→ **Problem details**
Read through the records below and copy each line that uses the word "email".

(Stored items)
=======

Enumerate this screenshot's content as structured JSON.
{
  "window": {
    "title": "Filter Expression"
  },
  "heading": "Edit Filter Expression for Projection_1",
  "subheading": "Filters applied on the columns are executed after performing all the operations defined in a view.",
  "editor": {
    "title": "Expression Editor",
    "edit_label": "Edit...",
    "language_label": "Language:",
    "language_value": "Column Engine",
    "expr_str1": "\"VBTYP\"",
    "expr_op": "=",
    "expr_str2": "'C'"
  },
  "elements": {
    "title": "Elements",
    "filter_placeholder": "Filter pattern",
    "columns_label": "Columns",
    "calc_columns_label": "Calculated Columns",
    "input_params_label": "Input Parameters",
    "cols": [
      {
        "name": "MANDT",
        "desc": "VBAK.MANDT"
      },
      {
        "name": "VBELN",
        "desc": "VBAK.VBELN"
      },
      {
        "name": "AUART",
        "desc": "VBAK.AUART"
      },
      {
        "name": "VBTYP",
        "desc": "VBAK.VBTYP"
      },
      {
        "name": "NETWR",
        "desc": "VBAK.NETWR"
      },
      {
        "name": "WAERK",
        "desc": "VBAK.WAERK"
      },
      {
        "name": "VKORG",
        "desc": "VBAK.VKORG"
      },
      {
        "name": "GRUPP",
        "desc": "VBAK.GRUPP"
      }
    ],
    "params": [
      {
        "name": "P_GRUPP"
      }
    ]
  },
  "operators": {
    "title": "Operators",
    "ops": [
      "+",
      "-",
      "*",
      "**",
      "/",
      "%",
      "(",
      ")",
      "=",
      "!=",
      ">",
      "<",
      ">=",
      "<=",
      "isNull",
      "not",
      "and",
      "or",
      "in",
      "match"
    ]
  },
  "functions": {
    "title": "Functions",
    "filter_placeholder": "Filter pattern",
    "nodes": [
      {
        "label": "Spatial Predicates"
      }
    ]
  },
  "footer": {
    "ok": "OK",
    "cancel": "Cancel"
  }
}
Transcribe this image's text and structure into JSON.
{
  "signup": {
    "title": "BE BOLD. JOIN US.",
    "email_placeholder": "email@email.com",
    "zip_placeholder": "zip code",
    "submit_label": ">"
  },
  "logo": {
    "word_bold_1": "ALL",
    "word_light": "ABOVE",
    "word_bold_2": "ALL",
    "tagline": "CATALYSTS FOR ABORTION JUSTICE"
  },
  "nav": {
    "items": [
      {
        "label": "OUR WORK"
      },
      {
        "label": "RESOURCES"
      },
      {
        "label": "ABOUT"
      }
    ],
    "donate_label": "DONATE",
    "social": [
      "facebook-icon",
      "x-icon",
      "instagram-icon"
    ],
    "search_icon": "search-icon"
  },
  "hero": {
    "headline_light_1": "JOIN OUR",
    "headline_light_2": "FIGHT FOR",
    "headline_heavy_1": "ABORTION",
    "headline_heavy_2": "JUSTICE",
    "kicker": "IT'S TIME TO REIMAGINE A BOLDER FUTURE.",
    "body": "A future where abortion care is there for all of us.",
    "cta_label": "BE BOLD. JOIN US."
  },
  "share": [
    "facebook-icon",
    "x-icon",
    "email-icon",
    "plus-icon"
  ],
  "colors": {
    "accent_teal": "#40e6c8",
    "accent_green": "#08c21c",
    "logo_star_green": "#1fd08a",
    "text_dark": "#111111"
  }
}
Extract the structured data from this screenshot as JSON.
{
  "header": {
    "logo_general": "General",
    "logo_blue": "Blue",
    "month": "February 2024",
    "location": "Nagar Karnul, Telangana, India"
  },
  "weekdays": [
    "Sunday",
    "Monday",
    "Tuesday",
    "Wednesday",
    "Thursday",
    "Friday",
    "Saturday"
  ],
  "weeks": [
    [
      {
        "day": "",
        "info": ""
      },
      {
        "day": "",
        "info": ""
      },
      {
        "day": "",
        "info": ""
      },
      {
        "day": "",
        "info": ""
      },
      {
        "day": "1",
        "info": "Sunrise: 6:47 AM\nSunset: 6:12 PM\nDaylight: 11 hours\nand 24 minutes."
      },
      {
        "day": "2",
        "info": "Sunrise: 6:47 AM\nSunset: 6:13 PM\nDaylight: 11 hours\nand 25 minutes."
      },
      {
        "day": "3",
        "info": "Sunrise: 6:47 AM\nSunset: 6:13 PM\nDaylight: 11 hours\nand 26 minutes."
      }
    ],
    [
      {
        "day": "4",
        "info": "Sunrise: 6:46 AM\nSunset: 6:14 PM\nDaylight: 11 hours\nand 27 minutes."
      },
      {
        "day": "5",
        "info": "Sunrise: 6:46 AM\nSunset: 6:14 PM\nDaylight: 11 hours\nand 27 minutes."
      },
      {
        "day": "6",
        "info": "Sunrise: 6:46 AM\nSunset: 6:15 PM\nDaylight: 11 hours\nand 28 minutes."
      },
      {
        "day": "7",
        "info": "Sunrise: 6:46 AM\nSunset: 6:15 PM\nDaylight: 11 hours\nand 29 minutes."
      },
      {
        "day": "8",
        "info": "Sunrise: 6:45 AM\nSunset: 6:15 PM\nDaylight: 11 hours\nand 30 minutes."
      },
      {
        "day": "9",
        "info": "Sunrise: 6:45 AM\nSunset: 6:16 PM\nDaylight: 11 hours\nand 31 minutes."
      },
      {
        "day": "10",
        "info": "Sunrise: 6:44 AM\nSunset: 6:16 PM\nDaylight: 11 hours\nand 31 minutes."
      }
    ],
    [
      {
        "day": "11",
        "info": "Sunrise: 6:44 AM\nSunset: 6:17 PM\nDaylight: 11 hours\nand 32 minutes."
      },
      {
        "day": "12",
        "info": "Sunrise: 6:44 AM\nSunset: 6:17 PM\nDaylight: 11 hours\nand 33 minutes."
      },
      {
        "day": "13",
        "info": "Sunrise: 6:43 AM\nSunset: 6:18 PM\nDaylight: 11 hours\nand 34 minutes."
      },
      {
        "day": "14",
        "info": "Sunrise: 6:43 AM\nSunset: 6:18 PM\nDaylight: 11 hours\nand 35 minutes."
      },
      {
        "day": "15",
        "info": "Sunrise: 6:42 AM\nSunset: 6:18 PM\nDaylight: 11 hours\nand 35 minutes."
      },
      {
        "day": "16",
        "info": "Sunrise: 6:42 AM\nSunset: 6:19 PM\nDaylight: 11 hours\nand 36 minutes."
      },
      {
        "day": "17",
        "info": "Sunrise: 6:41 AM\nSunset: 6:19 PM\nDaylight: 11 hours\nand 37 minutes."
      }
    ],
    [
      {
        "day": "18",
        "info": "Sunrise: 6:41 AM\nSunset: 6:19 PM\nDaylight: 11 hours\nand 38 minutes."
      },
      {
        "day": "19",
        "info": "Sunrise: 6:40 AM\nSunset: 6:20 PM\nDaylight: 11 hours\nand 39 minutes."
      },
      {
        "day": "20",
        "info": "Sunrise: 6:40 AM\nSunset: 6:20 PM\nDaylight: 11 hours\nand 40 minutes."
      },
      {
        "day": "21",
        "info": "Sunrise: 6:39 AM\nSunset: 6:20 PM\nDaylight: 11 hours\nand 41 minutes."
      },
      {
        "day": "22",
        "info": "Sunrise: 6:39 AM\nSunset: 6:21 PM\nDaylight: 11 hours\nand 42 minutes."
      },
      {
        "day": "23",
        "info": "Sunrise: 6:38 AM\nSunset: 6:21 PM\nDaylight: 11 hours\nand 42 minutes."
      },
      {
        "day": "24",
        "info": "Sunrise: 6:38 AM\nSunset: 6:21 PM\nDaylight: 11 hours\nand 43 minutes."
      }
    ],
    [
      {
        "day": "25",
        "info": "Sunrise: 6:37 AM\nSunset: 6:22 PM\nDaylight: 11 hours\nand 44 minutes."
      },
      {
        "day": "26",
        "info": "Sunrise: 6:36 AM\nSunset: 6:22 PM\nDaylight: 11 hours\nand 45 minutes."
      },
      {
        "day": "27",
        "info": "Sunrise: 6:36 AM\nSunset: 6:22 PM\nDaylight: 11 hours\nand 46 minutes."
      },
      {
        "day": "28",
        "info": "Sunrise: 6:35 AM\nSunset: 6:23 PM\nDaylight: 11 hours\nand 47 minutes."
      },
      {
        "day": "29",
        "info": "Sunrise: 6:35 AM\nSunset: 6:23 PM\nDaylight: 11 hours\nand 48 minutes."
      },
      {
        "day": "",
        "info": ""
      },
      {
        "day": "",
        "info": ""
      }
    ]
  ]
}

=======

→ **Solution for this exercise**
    "email_placeholder": "email@email.com",
    "email-icon",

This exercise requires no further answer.